▶ **Stated goal**: Select all lines holding the word "중국어초급" from the entries that follow.
>> Start The data
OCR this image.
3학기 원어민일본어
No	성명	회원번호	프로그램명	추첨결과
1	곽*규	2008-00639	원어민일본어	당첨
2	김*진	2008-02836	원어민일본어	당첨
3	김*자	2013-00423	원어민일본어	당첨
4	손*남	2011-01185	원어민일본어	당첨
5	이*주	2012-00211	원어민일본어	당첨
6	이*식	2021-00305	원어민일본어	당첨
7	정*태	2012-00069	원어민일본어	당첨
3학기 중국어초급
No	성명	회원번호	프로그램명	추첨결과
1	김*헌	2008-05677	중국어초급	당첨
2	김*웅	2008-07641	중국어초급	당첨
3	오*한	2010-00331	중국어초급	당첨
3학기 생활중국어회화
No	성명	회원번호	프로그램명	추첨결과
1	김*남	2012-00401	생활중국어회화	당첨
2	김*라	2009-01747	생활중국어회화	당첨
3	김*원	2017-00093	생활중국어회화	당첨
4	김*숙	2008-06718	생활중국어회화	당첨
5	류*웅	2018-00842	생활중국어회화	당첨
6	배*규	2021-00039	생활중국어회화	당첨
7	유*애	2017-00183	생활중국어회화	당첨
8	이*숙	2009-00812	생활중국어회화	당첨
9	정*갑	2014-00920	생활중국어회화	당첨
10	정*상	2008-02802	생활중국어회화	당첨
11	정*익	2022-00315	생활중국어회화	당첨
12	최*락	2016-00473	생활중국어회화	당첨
>> End The data
▶ **The response**:
3학기 중국어초급
1	김*헌	2008-05677	중국어초급	당첨
2	김*웅	2008-07641	중국어초급	당첨
3	오*한	2010-00331	중국어초급	당첨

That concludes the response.